▸ **Materials provided**:
= = =
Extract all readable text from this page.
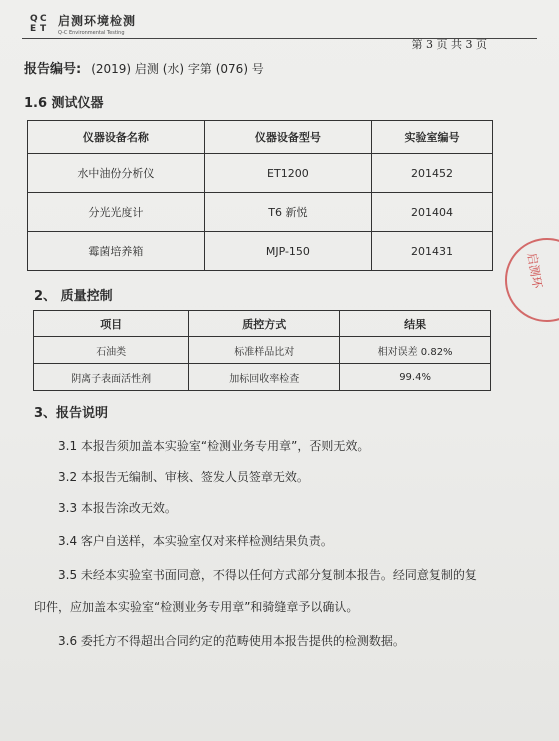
Q C
E T
启测环境检测
Q-C Environmental Testing
第 3 页 共 3 页
报告编号: (2019) 启测 (水) 字第 (076) 号
1.6 测试仪器
仪器设备名称	仪器设备型号	实验室编号
水中油份分析仪	ET1200	201452
分光光度计	T6 新悦	201404
霉菌培养箱	MJP-150	201431
2、 质量控制
项目	质控方式	结果
石油类	标准样品比对	相对误差 0.82%
阴离子表面活性剂	加标回收率检查	99.4%
3、报告说明
3.1 本报告须加盖本实验室“检测业务专用章”，否则无效。
3.2 本报告无编制、审核、签发人员签章无效。
3.3 本报告涂改无效。
3.4 客户自送样，本实验室仅对来样检测结果负责。
3.5 未经本实验室书面同意，不得以任何方式部分复制本报告。经同意复制的复
印件，应加盖本实验室“检测业务专用章”和骑缝章予以确认。
3.6 委托方不得超出合同约定的范畴使用本报告提供的检测数据。
启测环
= = =
▸ **What to produce**:
Show the lines that mention the word "检测业务专用章".

▸ **Exercise output**:
3.1 本报告须加盖本实验室“检测业务专用章”，否则无效。
印件，应加盖本实验室“检测业务专用章”和骑缝章予以确认。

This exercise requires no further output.